-------- DATA ROWS

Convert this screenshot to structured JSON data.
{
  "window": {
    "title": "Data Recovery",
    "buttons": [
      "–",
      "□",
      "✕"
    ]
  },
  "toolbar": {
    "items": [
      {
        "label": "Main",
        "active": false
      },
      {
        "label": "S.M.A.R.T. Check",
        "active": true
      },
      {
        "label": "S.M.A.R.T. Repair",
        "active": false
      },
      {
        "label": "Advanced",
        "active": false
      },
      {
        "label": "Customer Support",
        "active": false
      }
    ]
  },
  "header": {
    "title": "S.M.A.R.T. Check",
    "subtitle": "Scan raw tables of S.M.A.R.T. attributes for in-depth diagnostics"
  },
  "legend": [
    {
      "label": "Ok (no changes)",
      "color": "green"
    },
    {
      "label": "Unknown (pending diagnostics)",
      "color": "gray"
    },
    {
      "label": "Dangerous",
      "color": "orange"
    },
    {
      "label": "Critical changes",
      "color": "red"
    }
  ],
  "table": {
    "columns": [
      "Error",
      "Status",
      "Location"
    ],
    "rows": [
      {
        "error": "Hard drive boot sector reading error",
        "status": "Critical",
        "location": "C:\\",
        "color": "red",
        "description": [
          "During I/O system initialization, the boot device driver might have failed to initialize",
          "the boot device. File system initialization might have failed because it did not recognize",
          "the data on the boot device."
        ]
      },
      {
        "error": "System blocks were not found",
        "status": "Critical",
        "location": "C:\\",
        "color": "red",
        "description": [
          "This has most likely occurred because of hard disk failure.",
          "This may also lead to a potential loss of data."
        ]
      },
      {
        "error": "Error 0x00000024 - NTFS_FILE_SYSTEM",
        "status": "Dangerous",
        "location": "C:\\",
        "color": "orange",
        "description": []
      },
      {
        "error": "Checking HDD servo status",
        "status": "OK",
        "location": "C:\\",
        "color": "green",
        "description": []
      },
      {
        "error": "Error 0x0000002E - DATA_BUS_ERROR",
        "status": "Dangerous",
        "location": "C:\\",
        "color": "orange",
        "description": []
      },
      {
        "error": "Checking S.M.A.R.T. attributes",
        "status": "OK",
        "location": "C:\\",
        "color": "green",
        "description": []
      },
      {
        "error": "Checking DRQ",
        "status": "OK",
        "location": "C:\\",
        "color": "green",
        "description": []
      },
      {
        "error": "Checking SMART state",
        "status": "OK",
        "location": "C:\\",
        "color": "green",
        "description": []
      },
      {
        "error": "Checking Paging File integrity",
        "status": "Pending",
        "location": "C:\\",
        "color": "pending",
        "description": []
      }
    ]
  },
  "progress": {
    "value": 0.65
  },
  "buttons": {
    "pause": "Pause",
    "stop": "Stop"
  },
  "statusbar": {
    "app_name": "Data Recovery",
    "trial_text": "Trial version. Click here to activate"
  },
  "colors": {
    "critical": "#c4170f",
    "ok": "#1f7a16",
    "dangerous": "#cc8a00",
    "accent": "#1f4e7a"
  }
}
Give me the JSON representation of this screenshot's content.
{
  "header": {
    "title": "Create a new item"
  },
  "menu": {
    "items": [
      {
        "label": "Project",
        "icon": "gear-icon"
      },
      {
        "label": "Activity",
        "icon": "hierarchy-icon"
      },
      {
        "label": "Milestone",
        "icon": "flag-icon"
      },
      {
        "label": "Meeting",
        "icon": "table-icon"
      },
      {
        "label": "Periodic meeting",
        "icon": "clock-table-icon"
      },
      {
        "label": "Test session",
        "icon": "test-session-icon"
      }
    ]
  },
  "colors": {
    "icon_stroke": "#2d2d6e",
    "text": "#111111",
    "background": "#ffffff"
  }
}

----------------

» DIRECTIONS FOR THIS TASK: Filter the entries down to the lines containing "diagnostics". Copy each of those lines.

» RESULT BELOW:
    "subtitle": "Scan raw tables of S.M.A.R.T. attributes for in-depth diagnostics"
      "label": "Unknown (pending diagnostics)",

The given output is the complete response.